(Stored records)
* begin *
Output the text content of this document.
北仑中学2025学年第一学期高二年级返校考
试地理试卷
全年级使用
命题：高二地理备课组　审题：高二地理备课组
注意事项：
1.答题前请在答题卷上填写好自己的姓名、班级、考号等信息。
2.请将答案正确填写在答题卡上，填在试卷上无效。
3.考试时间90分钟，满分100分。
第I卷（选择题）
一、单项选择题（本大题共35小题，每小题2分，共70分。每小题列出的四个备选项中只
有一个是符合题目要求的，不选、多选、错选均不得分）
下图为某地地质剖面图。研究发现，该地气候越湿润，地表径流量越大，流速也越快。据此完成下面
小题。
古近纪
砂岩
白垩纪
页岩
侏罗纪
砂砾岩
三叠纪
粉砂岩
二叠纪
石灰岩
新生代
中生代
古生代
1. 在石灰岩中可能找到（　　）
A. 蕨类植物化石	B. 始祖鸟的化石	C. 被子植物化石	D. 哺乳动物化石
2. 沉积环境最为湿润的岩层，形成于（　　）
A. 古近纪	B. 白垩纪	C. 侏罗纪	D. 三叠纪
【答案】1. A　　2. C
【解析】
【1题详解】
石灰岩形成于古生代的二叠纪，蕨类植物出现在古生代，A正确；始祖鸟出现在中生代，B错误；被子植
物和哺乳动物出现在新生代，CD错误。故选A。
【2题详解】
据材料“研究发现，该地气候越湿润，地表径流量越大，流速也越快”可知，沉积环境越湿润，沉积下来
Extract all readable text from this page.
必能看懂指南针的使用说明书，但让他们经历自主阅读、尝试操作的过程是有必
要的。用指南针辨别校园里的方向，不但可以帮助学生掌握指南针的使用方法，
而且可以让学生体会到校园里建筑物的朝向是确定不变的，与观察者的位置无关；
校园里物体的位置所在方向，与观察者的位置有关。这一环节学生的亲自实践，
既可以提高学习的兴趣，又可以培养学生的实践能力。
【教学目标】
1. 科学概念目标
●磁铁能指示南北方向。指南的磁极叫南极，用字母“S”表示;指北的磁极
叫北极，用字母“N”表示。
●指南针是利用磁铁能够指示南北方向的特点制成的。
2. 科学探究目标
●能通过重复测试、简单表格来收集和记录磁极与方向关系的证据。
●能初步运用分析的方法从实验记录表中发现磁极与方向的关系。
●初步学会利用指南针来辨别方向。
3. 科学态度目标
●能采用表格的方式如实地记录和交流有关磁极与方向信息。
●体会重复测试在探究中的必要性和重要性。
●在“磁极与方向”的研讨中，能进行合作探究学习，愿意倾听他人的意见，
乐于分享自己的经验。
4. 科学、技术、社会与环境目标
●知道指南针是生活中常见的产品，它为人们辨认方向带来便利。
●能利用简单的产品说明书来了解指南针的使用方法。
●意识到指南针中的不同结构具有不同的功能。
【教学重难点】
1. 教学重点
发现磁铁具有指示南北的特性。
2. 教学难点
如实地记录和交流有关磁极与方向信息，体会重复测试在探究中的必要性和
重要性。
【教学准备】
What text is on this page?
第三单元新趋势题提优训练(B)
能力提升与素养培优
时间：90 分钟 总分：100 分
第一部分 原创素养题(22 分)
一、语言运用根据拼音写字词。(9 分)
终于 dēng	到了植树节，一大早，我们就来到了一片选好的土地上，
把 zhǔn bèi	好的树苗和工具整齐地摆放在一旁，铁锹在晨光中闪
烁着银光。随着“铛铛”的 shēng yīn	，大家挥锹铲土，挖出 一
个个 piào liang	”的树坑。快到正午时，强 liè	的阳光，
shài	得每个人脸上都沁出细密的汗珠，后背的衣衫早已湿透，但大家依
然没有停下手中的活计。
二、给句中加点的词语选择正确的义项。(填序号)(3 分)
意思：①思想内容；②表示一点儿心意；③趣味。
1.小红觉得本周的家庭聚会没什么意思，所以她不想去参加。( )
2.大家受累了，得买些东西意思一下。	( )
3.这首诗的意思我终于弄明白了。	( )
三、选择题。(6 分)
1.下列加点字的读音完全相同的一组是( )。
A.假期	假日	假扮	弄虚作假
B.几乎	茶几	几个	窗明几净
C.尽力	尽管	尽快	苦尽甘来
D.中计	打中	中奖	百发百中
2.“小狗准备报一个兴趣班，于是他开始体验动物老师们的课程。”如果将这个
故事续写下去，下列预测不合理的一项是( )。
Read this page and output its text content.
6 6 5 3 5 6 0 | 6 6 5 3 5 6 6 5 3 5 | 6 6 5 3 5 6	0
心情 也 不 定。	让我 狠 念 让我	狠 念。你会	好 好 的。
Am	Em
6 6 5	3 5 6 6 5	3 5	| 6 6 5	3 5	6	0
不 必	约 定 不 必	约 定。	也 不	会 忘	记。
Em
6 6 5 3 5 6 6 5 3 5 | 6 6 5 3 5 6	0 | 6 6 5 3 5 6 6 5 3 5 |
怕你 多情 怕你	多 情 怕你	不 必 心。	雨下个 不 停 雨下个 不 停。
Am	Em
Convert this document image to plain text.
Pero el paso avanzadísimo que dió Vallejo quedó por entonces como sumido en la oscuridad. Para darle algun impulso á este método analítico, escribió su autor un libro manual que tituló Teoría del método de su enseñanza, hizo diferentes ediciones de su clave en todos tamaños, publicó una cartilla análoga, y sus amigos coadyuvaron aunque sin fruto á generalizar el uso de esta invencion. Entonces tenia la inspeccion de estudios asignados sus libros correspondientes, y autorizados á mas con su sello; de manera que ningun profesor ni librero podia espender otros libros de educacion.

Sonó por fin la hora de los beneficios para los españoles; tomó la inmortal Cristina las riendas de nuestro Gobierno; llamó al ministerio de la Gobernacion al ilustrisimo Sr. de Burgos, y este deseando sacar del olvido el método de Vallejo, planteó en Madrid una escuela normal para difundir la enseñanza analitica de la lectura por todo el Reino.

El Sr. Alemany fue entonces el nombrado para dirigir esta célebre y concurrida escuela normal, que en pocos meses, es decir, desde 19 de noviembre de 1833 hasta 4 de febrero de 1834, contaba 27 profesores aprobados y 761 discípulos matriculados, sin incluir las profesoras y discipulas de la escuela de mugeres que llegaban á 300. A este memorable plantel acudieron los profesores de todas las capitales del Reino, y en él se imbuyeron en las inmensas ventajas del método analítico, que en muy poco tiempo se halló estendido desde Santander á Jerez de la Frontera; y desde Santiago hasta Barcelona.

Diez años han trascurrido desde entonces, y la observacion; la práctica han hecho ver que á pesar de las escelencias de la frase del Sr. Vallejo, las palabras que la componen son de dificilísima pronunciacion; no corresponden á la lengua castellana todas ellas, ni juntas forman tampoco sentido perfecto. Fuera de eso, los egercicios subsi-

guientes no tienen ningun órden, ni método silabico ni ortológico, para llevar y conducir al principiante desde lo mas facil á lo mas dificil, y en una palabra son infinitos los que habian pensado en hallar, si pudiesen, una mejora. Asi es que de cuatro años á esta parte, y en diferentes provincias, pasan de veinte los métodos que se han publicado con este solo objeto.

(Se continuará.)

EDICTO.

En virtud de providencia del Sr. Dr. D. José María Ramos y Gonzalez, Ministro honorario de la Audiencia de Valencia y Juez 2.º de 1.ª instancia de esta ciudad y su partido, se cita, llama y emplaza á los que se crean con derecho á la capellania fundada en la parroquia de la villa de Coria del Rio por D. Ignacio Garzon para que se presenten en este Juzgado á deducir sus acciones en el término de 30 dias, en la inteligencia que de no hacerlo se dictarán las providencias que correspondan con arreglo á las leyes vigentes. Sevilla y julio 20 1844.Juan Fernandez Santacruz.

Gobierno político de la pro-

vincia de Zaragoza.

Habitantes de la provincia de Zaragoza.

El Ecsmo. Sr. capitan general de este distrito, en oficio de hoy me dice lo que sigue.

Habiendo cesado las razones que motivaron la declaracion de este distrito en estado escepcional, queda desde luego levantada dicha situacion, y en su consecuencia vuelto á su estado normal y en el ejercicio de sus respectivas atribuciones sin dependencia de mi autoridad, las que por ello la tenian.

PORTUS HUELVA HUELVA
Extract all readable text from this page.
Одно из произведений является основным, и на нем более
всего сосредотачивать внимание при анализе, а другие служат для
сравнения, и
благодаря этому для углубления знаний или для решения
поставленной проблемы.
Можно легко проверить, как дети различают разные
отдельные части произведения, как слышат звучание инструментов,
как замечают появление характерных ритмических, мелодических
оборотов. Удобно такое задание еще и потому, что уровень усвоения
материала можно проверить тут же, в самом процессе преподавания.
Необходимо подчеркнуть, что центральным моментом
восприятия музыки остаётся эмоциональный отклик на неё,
* end *
▸ Directions for this task
Only a number is wanted: how many lines contain "analítico"?

▸ Exercise result
2